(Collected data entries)
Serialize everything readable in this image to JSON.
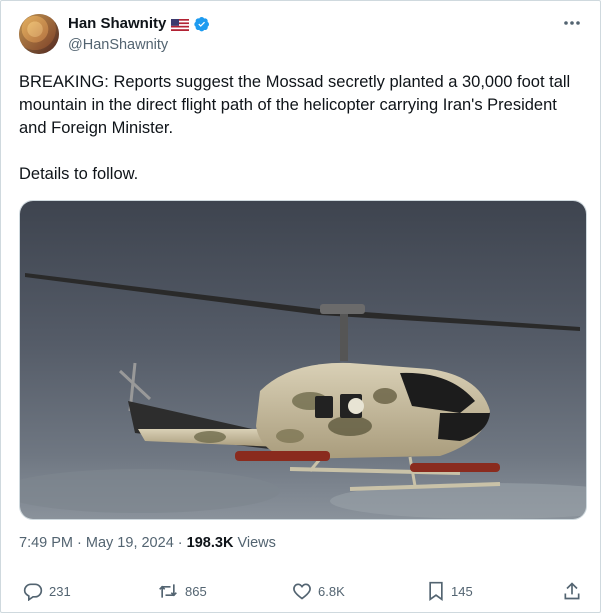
{
  "author": {
    "display_name": "Han Shawnity",
    "handle": "@HanShawnity"
  },
  "tweet": {
    "text": "BREAKING: Reports suggest the Mossad secretly planted a 30,000 foot tall mountain in the direct flight path of the helicopter carrying Iran's President and Foreign Minister.\n\nDetails to follow."
  },
  "meta": {
    "time": "7:49 PM",
    "separator1": " · ",
    "date": "May 19, 2024",
    "separator2": " · ",
    "views_count": "198.3K",
    "views_label": " Views"
  },
  "actions": {
    "replies": "231",
    "reposts": "865",
    "likes": "6.8K",
    "bookmarks": "145"
  },
  "colors": {
    "text_primary": "#0f1419",
    "text_secondary": "#536471",
    "verified_blue": "#1d9bf0",
    "border": "#cfd9de"
  },
  "icons": {
    "more": "more-horizontal-icon",
    "reply": "reply-icon",
    "repost": "repost-icon",
    "like": "heart-icon",
    "bookmark": "bookmark-icon",
    "share": "share-icon",
    "verified": "verified-badge-icon",
    "flag": "us-flag-icon"
  }
}
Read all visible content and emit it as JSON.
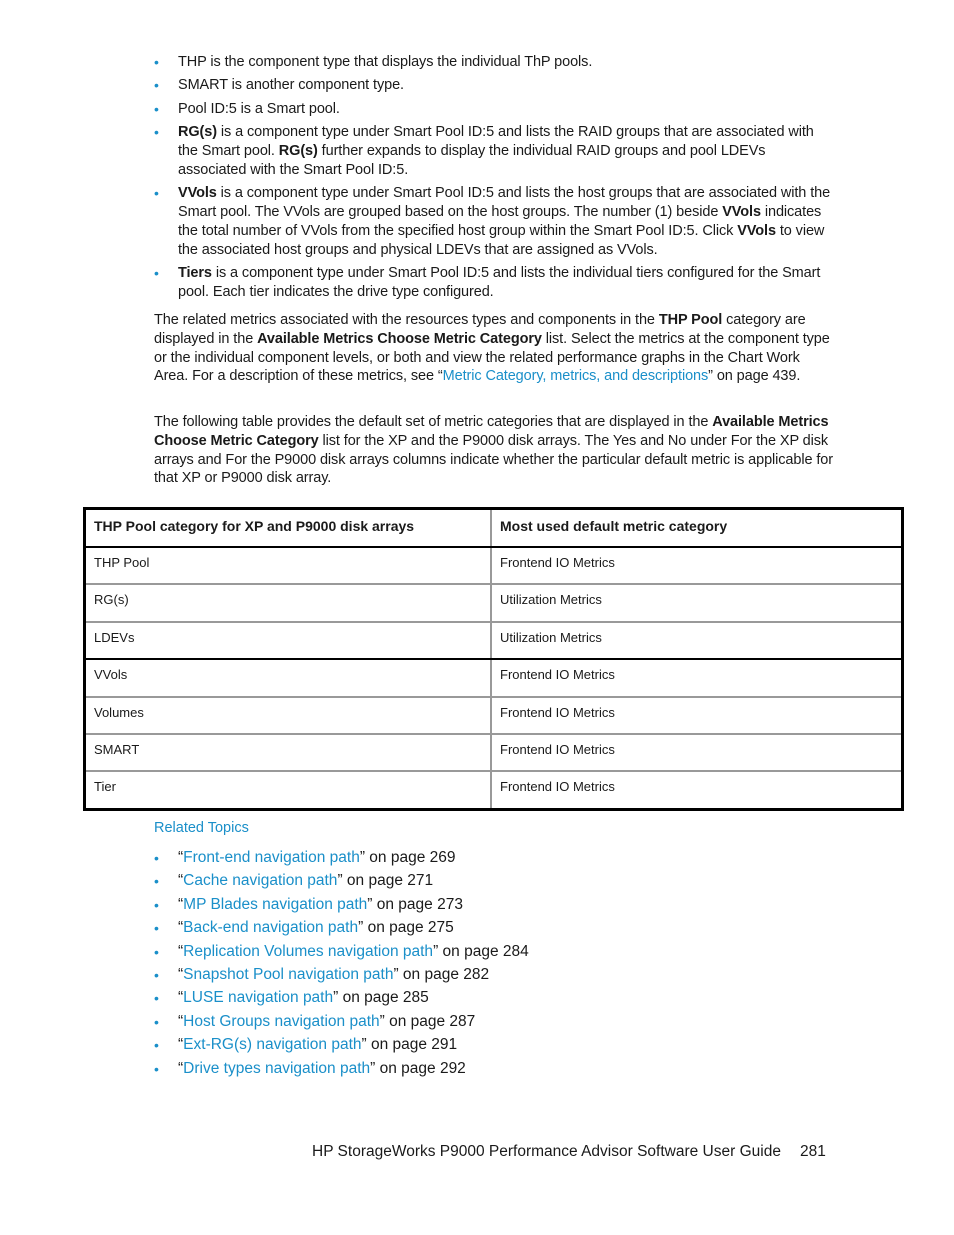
{
  "bullets": [
    {
      "bold": "",
      "text": "THP is the component type that displays the individual ThP pools."
    },
    {
      "bold": "",
      "text": "SMART is another component type."
    },
    {
      "bold": "",
      "text": "Pool ID:5 is a Smart pool."
    },
    {
      "segments": [
        {
          "b": "RG(s)"
        },
        {
          "t": " is a component type under Smart Pool ID:5 and lists the RAID groups that are associated with the Smart pool. "
        },
        {
          "b": "RG(s)"
        },
        {
          "t": " further expands to display the individual RAID groups and pool LDEVs associated with the Smart Pool ID:5."
        }
      ]
    },
    {
      "segments": [
        {
          "b": "VVols"
        },
        {
          "t": " is a component type under Smart Pool ID:5 and lists the host groups that are associated with the Smart pool. The VVols are grouped based on the host groups. The number (1) beside "
        },
        {
          "b": "VVols"
        },
        {
          "t": " indicates the total number of VVols from the specified host group within the Smart Pool ID:5. Click "
        },
        {
          "b": "VVols"
        },
        {
          "t": " to view the associated host groups and physical LDEVs that are assigned as VVols."
        }
      ]
    },
    {
      "segments": [
        {
          "b": "Tiers"
        },
        {
          "t": " is a component type under Smart Pool ID:5 and lists the individual tiers configured for the Smart pool. Each tier indicates the drive type configured."
        }
      ]
    }
  ],
  "para1": {
    "t1": "The related metrics associated with the resources types and components in the ",
    "b1": "THP Pool",
    "t2": " category are displayed in the ",
    "b2": "Available Metrics Choose Metric Category",
    "t3": " list. Select the metrics at the component type or the individual component levels, or both and view the related performance graphs in the Chart Work Area. For a description of these metrics, see “",
    "link": "Metric Category, metrics, and descriptions",
    "t4": "” on page 439."
  },
  "para2": {
    "t1": "The following table provides the default set of metric categories that are displayed in the ",
    "b1": "Available Metrics Choose Metric Category",
    "t2": " list for the XP and the P9000 disk arrays. The Yes and No under For the XP disk arrays and For the P9000 disk arrays columns indicate whether the particular default metric is applicable for that XP or P9000 disk array."
  },
  "table": {
    "headers": [
      "THP Pool category for XP and P9000 disk arrays",
      "Most used default metric category"
    ],
    "rows": [
      [
        "THP Pool",
        "Frontend IO Metrics"
      ],
      [
        "RG(s)",
        "Utilization Metrics"
      ],
      [
        "LDEVs",
        "Utilization Metrics"
      ],
      [
        "VVols",
        "Frontend IO Metrics"
      ],
      [
        "Volumes",
        "Frontend IO Metrics"
      ],
      [
        "SMART",
        "Frontend IO Metrics"
      ],
      [
        "Tier",
        "Frontend IO Metrics"
      ]
    ]
  },
  "related": {
    "title": "Related Topics",
    "items": [
      {
        "link": "Front-end navigation path",
        "suffix": "” on page 269"
      },
      {
        "link": "Cache navigation path",
        "suffix": "” on page 271"
      },
      {
        "link": "MP Blades navigation path",
        "suffix": "” on page 273"
      },
      {
        "link": "Back-end navigation path",
        "suffix": "” on page 275"
      },
      {
        "link": "Replication Volumes navigation path",
        "suffix": "” on page 284"
      },
      {
        "link": "Snapshot Pool navigation path",
        "suffix": "” on page 282"
      },
      {
        "link": "LUSE navigation path",
        "suffix": "” on page 285"
      },
      {
        "link": "Host Groups navigation path",
        "suffix": "” on page 287"
      },
      {
        "link": "Ext-RG(s) navigation path",
        "suffix": "” on page 291"
      },
      {
        "link": "Drive types navigation path",
        "suffix": "” on page 292"
      }
    ],
    "open_quote": "“",
    "bullet": "•"
  },
  "footer": {
    "title": "HP StorageWorks P9000 Performance Advisor Software User Guide",
    "page_number": "281"
  }
}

→ Task details: Determine how many lines of the listing hold the word "displayed" and reply with that figure alone.

→ Solution to the problem: 2